EXERCISE REQUIREMENTS: Print exactly the lines from the one containing "What's the underlying" through the last line of the listing, both included.

---------- RECORD SET ----------

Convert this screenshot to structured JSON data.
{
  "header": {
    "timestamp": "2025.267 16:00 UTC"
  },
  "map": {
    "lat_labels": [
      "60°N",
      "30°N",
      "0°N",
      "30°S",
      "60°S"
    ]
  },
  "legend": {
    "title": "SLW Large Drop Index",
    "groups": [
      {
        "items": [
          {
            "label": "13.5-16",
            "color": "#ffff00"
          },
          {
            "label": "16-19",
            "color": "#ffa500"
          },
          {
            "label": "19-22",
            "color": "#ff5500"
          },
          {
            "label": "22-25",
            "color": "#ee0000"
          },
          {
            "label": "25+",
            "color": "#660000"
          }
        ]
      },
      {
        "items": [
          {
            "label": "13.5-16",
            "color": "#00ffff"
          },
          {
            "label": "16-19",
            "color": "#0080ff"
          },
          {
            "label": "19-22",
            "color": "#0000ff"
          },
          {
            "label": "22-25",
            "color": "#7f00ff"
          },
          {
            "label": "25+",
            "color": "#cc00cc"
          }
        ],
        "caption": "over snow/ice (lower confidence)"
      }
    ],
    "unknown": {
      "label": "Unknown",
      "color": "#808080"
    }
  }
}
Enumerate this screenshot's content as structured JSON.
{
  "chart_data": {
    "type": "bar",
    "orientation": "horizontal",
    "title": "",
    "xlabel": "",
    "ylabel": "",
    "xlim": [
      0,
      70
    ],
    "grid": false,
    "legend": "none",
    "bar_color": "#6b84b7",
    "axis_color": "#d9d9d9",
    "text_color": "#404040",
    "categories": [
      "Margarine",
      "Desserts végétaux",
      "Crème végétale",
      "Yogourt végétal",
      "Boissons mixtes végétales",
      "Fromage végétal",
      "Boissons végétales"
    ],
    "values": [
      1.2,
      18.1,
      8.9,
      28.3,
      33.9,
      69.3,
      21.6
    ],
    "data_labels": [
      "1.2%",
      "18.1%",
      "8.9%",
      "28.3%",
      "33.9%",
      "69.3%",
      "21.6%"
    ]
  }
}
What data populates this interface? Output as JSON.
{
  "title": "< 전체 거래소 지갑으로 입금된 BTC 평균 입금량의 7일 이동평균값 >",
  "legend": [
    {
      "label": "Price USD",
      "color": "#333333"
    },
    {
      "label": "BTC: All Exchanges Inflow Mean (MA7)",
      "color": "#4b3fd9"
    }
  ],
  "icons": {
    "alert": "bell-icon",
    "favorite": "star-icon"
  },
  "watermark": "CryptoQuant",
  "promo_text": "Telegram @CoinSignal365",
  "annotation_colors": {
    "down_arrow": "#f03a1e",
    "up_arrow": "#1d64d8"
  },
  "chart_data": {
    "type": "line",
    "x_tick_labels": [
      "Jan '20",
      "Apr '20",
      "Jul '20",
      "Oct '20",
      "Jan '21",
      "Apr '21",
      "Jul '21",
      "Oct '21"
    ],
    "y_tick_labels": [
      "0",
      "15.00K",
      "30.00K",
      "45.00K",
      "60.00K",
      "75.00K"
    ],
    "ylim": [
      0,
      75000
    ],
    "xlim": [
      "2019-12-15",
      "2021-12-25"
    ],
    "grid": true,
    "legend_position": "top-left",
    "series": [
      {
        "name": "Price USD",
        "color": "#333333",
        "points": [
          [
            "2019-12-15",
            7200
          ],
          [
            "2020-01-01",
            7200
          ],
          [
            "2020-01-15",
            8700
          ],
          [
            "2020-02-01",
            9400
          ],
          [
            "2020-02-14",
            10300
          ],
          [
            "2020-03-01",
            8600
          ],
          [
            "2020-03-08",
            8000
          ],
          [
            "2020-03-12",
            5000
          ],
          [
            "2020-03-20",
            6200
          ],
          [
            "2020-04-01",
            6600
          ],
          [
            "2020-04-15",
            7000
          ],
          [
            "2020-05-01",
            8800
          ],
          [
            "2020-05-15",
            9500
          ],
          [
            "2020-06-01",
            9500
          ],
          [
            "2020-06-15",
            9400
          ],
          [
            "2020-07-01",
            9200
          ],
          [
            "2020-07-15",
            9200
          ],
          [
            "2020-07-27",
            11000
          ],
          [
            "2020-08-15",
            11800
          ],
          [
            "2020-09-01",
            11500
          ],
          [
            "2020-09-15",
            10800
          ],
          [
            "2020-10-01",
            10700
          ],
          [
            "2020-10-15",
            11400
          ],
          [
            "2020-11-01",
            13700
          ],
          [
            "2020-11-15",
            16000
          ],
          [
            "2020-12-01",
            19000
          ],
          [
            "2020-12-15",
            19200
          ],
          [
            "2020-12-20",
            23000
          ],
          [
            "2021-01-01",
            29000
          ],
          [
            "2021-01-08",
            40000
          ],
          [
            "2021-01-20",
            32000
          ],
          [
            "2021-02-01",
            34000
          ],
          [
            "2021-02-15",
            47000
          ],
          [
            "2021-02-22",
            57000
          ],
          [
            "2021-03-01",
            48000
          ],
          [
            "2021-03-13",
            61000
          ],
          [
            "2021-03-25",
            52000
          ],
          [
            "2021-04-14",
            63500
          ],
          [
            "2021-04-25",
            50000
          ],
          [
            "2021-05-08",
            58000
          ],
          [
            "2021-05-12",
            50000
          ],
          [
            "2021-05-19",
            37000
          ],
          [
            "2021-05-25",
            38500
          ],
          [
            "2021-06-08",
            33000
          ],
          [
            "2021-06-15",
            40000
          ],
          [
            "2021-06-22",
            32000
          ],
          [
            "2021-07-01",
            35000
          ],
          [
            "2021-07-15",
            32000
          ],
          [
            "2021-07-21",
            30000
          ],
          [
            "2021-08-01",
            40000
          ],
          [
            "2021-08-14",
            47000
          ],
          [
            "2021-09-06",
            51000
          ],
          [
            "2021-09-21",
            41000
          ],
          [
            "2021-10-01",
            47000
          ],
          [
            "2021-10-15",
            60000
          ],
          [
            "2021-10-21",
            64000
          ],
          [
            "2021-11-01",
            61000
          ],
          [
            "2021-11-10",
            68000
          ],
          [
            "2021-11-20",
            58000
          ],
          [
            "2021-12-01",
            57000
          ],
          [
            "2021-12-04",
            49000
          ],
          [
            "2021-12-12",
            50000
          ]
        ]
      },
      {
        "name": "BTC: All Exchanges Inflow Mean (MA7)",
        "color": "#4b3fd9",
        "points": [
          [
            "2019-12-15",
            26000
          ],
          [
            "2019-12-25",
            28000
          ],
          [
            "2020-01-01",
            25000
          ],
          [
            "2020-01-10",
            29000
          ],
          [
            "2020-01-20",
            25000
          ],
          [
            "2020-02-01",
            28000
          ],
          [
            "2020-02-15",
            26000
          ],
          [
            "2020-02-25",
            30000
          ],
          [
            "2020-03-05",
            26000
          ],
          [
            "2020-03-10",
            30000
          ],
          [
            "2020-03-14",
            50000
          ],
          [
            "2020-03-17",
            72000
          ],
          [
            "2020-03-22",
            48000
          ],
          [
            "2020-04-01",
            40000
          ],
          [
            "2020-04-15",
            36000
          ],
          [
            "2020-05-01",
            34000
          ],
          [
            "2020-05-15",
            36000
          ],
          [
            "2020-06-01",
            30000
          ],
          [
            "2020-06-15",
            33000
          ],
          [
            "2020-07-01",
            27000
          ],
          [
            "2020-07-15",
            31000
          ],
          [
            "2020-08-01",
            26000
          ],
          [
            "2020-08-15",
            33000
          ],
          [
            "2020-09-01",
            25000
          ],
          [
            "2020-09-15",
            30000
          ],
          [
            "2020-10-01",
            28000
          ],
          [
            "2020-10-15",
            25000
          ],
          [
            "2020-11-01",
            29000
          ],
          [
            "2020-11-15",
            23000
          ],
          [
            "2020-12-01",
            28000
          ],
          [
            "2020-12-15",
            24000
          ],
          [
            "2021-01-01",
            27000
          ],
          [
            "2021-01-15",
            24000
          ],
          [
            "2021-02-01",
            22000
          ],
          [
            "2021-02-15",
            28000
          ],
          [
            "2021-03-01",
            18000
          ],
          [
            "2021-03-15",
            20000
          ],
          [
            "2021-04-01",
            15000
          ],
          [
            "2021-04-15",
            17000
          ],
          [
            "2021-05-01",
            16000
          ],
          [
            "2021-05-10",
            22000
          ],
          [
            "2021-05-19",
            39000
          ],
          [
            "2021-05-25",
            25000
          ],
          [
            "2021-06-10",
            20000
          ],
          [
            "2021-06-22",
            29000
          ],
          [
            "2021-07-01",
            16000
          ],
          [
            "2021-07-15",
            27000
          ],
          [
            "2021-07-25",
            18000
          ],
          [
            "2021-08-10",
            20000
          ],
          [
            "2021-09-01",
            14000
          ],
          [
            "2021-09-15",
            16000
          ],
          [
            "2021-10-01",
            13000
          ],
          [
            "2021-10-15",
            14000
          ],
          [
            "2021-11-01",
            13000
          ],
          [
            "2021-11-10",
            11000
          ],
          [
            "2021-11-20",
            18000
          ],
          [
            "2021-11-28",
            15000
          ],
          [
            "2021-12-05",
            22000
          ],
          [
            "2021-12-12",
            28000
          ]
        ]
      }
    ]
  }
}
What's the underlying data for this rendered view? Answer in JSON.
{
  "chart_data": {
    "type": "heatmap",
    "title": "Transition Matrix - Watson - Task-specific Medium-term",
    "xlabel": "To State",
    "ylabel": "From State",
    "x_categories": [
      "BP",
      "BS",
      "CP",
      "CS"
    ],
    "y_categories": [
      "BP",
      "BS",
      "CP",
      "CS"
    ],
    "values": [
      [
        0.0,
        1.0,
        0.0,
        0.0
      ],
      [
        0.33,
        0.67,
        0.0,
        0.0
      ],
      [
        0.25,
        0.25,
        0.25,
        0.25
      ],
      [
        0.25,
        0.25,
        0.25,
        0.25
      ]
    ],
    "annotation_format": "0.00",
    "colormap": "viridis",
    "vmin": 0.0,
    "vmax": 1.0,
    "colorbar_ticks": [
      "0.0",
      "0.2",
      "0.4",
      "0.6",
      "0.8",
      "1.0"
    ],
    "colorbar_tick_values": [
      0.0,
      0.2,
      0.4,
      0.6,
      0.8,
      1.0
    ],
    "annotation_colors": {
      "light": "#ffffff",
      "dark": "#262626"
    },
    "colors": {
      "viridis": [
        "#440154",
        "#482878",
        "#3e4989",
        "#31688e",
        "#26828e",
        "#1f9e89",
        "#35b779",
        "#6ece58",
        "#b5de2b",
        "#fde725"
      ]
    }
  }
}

----------

THE RESULT:
What's the underlying data for this rendered view? Answer in JSON.
{
  "chart_data": {
    "type": "heatmap",
    "title": "Transition Matrix - Watson - Task-specific Medium-term",
    "xlabel": "To State",
    "ylabel": "From State",
    "x_categories": [
      "BP",
      "BS",
      "CP",
      "CS"
    ],
    "y_categories": [
      "BP",
      "BS",
      "CP",
      "CS"
    ],
    "values": [
      [
        0.0,
        1.0,
        0.0,
        0.0
      ],
      [
        0.33,
        0.67,
        0.0,
        0.0
      ],
      [
        0.25,
        0.25,
        0.25,
        0.25
      ],
      [
        0.25,
        0.25,
        0.25,
        0.25
      ]
    ],
    "annotation_format": "0.00",
    "colormap": "viridis",
    "vmin": 0.0,
    "vmax": 1.0,
    "colorbar_ticks": [
      "0.0",
      "0.2",
      "0.4",
      "0.6",
      "0.8",
      "1.0"
    ],
    "colorbar_tick_values": [
      0.0,
      0.2,
      0.4,
      0.6,
      0.8,
      1.0
    ],
    "annotation_colors": {
      "light": "#ffffff",
      "dark": "#262626"
    },
    "colors": {
      "viridis": [
        "#440154",
        "#482878",
        "#3e4989",
        "#31688e",
        "#26828e",
        "#1f9e89",
        "#35b779",
        "#6ece58",
        "#b5de2b",
        "#fde725"
      ]
    }
  }
}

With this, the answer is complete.